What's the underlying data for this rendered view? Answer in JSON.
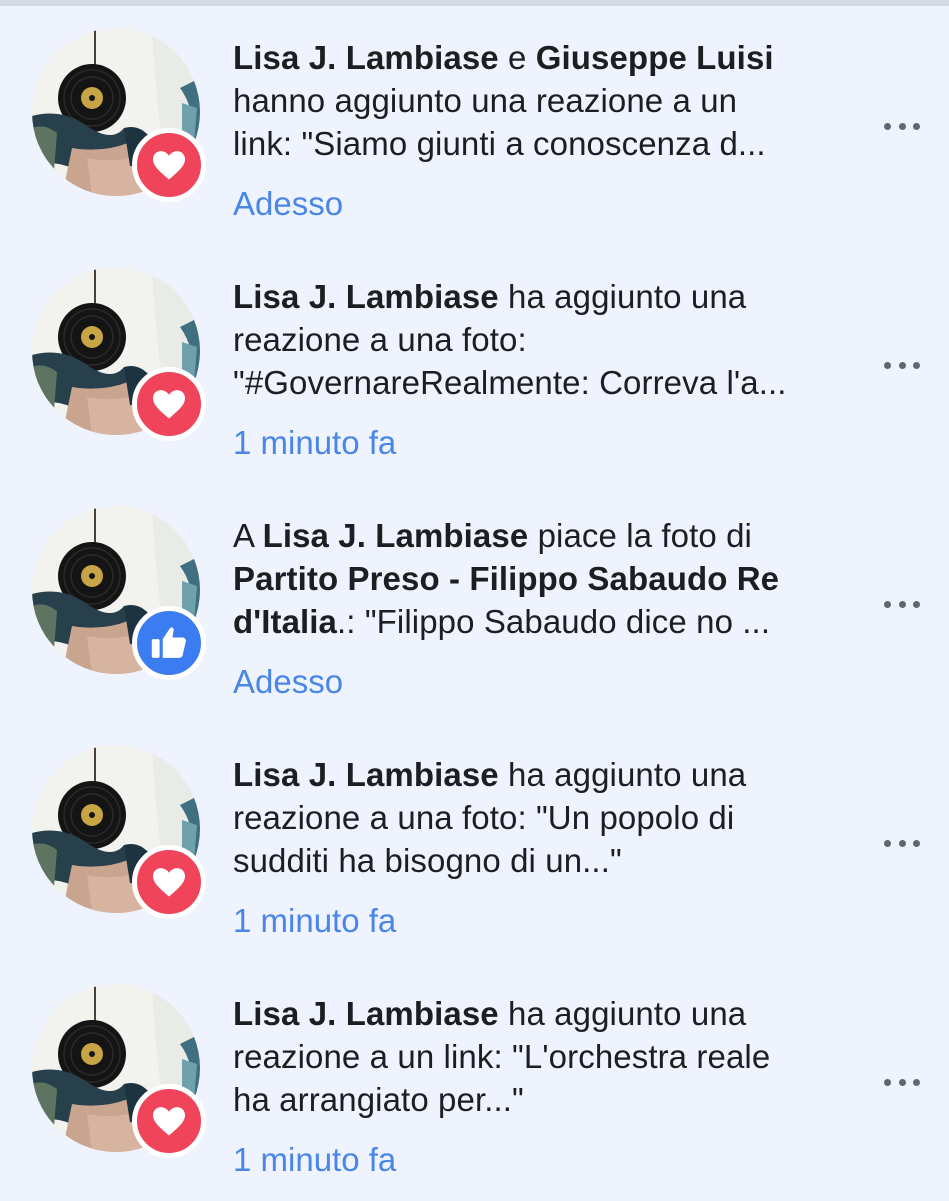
{
  "notifications": [
    {
      "reaction": "heart-icon",
      "lines": [
        [
          {
            "t": "Lisa J. Lambiase",
            "b": true
          },
          {
            "t": " e "
          },
          {
            "t": "Giuseppe Luisi",
            "b": true
          }
        ],
        [
          {
            "t": "hanno aggiunto una reazione a un"
          }
        ],
        [
          {
            "t": "link: \"Siamo giunti a conoscenza d..."
          }
        ]
      ],
      "time": "Adesso"
    },
    {
      "reaction": "heart-icon",
      "lines": [
        [
          {
            "t": "Lisa J. Lambiase",
            "b": true
          },
          {
            "t": " ha aggiunto una"
          }
        ],
        [
          {
            "t": "reazione a una foto:"
          }
        ],
        [
          {
            "t": "\"#GovernareRealmente: Correva l'a..."
          }
        ]
      ],
      "time": "1 minuto fa"
    },
    {
      "reaction": "thumbs-up-icon",
      "lines": [
        [
          {
            "t": "A "
          },
          {
            "t": "Lisa J. Lambiase",
            "b": true
          },
          {
            "t": " piace la foto di"
          }
        ],
        [
          {
            "t": "Partito Preso - Filippo Sabaudo Re",
            "b": true
          }
        ],
        [
          {
            "t": "d'Italia",
            "b": true
          },
          {
            "t": ".: \"Filippo Sabaudo dice no ..."
          }
        ]
      ],
      "time": "Adesso"
    },
    {
      "reaction": "heart-icon",
      "lines": [
        [
          {
            "t": "Lisa J. Lambiase",
            "b": true
          },
          {
            "t": " ha aggiunto una"
          }
        ],
        [
          {
            "t": "reazione a una foto: \"Un popolo di"
          }
        ],
        [
          {
            "t": "sudditi ha bisogno di un...\""
          }
        ]
      ],
      "time": "1 minuto fa"
    },
    {
      "reaction": "heart-icon",
      "lines": [
        [
          {
            "t": "Lisa J. Lambiase",
            "b": true
          },
          {
            "t": " ha aggiunto una"
          }
        ],
        [
          {
            "t": "reazione a un link: \"L'orchestra reale"
          }
        ],
        [
          {
            "t": "ha arrangiato per...\""
          }
        ]
      ],
      "time": "1 minuto fa"
    }
  ],
  "colors": {
    "background": "#eef3fd",
    "love": "#f0445a",
    "like": "#3b7cf0",
    "timestamp": "#4a86e8",
    "text": "#1c1e21"
  }
}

■ ■ ■

## [What to produce]
Each entry shown above must be quoted exactly, with its pictures left out.

## [Response to this task]
What's the underlying data for this rendered view? Answer in JSON.
{
  "notifications": [
    {
      "reaction": "heart-icon",
      "lines": [
        [
          {
            "t": "Lisa J. Lambiase",
            "b": true
          },
          {
            "t": " e "
          },
          {
            "t": "Giuseppe Luisi",
            "b": true
          }
        ],
        [
          {
            "t": "hanno aggiunto una reazione a un"
          }
        ],
        [
          {
            "t": "link: \"Siamo giunti a conoscenza d..."
          }
        ]
      ],
      "time": "Adesso"
    },
    {
      "reaction": "heart-icon",
      "lines": [
        [
          {
            "t": "Lisa J. Lambiase",
            "b": true
          },
          {
            "t": " ha aggiunto una"
          }
        ],
        [
          {
            "t": "reazione a una foto:"
          }
        ],
        [
          {
            "t": "\"#GovernareRealmente: Correva l'a..."
          }
        ]
      ],
      "time": "1 minuto fa"
    },
    {
      "reaction": "thumbs-up-icon",
      "lines": [
        [
          {
            "t": "A "
          },
          {
            "t": "Lisa J. Lambiase",
            "b": true
          },
          {
            "t": " piace la foto di"
          }
        ],
        [
          {
            "t": "Partito Preso - Filippo Sabaudo Re",
            "b": true
          }
        ],
        [
          {
            "t": "d'Italia",
            "b": true
          },
          {
            "t": ".: \"Filippo Sabaudo dice no ..."
          }
        ]
      ],
      "time": "Adesso"
    },
    {
      "reaction": "heart-icon",
      "lines": [
        [
          {
            "t": "Lisa J. Lambiase",
            "b": true
          },
          {
            "t": " ha aggiunto una"
          }
        ],
        [
          {
            "t": "reazione a una foto: \"Un popolo di"
          }
        ],
        [
          {
            "t": "sudditi ha bisogno di un...\""
          }
        ]
      ],
      "time": "1 minuto fa"
    },
    {
      "reaction": "heart-icon",
      "lines": [
        [
          {
            "t": "Lisa J. Lambiase",
            "b": true
          },
          {
            "t": " ha aggiunto una"
          }
        ],
        [
          {
            "t": "reazione a un link: \"L'orchestra reale"
          }
        ],
        [
          {
            "t": "ha arrangiato per...\""
          }
        ]
      ],
      "time": "1 minuto fa"
    }
  ],
  "colors": {
    "background": "#eef3fd",
    "love": "#f0445a",
    "like": "#3b7cf0",
    "timestamp": "#4a86e8",
    "text": "#1c1e21"
  }
}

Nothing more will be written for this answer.